** PASSAGE **
>>>>

By Eric Vandenbroeck and co-workers
A Credible Military Plan for
Deterring Beijing
In the mid-2010s,
Pentagon officials in the United States were alarmed by the military progress
China and Russia were making. Both countries were investing in cyber, space,
and electronic warfare capabilities as well as precision-guided munitions and
long-range, ground-based weapons. U.S. Deputy Secretary of Defense Robert Work
was particularly concerned about China, which he determined was trying to
achieve parity with the United States in military technology. China had
developed the DF-21D, an antiship ballistic missile with a range of nearly
1,000 miles dubbed the “carrier killer,” which posed a threat to U.S.
ships—including aircraft carriers—in the Pacific. It was time, Work and others
in the Pentagon concluded, to imagine what a war in the Pacific might look like
and consider how the United States would win it.
Inspired by the
so-called offset strategies that the United States developed to counter the
Soviets during the Cold War, Work proposed a “third offset” to counter China’s
advantages in the Pacific. The U.S. military started drafting new warfighting
concepts, such as the navy’s Distributed Maritime Operations, which involved
spreading out forces over a large area and developing long-range weapons. The
Pentagon also started identifying what weapons, systems, and equipment it would
need to buy, prompting new investments in space capabilities, advanced sensors,
and a variety of promising technologies, such as advanced sea mines. The third
offset, as Work described it, was a “combination of technology, operational
concepts, and organizational constructs—different ways of organizing our
forces—to maintain our ability to project combat power into any area at the
time and place of our own choosing.”
But in many ways,
Work’s third offset was a decade ahead of its time. At the time, the United
States was still the preeminent superpower. Neither China nor Russia possessed
a significant military advantage over the United States—there was not much, in
other words, for the U.S. military to offset. Although Work’s call to action
inspired various initiatives, it never fully took shape with coherence or
urgency.

<<<<

** REQUIRED TASK 1 **
Write out everything in the article on the Pentagon's third offset from "By Eric Vandenbroeck" down to "threat to U.S.".
** REQUIRED TASK 2 **
Summarize the article on the Pentagon's third offset in two sentences.

** MATERIAL SUPPLIED **
>>>>

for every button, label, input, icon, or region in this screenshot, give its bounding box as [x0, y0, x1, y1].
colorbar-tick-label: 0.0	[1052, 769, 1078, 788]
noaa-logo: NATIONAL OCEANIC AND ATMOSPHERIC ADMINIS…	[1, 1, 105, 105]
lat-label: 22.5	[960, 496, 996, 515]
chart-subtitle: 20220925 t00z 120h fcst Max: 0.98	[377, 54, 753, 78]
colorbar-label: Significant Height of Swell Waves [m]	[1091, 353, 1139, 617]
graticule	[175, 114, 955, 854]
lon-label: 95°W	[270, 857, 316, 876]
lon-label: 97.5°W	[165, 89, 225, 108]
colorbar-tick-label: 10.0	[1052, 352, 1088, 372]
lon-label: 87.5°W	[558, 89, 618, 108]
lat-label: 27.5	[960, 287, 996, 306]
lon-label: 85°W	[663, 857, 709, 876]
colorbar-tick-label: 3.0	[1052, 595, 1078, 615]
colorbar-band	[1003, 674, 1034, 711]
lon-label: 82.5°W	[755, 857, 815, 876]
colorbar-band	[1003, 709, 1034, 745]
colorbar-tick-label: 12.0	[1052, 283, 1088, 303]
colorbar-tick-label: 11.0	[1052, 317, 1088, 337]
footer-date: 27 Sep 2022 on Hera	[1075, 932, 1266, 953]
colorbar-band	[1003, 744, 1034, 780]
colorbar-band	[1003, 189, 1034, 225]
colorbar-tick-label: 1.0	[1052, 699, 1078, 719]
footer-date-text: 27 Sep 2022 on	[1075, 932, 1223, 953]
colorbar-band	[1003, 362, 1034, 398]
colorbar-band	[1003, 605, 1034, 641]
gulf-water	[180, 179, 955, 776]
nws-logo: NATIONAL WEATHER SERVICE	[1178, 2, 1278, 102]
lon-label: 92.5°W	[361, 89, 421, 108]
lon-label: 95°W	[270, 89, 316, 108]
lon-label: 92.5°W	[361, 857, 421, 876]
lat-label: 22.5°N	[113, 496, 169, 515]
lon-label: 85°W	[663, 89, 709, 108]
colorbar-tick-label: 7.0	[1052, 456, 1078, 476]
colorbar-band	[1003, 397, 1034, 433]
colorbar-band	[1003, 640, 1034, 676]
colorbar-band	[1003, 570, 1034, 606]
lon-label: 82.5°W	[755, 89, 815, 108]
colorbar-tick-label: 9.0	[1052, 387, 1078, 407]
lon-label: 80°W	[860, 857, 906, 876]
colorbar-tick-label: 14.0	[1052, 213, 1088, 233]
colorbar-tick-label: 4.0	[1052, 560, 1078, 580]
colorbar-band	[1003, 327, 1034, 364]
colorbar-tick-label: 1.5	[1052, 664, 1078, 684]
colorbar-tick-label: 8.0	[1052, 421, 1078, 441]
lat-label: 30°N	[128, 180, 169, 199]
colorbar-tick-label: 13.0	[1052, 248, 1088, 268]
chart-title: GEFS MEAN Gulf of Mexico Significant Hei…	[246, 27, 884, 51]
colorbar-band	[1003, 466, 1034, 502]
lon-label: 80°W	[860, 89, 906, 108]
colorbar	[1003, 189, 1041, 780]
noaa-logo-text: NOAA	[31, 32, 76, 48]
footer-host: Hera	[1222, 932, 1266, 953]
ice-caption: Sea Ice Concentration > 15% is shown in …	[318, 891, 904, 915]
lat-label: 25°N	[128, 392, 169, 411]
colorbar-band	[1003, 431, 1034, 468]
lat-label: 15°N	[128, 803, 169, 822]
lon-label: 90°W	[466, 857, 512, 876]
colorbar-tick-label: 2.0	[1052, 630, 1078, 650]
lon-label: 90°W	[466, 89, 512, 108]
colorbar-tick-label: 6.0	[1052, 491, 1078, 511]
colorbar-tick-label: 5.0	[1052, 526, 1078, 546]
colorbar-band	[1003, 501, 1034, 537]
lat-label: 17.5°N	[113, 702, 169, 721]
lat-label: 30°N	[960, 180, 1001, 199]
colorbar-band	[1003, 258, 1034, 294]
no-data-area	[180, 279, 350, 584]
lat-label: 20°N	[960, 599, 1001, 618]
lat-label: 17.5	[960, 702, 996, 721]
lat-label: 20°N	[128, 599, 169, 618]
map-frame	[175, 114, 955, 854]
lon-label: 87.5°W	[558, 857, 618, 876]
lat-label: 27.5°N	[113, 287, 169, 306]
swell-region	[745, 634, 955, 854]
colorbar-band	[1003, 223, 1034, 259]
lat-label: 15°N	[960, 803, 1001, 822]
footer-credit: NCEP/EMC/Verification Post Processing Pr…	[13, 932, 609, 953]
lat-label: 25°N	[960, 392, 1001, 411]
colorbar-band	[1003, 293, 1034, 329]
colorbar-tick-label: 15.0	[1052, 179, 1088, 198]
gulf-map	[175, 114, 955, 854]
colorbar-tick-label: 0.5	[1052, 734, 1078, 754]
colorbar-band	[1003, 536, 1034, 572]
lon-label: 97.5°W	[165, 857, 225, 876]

<<<<

** COMPLETE ANSWER 1 **
By Eric Vandenbroeck and co-workers
A Credible Military Plan for
Deterring Beijing
In the mid-2010s,
Pentagon officials in the United States were alarmed by the military progress
China and Russia were making. Both countries were investing in cyber, space,
and electronic warfare capabilities as well as precision-guided munitions and
long-range, ground-based weapons. U.S. Deputy Secretary of Defense Robert Work
was particularly concerned about China, which he determined was trying to
achieve parity with the United States in military technology. China had
developed the DF-21D, an antiship ballistic missile with a range of nearly
1,000 miles dubbed the “carrier killer,” which posed a threat to U.S.

** COMPLETE ANSWER 2 **
In the mid-2010s, Pentagon officials were alarmed by China's and Russia's military progress, and Deputy Secretary of Defense Robert Work, concerned above all about China and weapons like its DF-21D antiship missile, pushed the Pentagon to consider how the United States would win a war in the Pacific. He proposed a "third offset" that led to new warfighting concepts and investments, but because the United States was then still the preeminent superpower, it never fully took shape with coherence or urgency.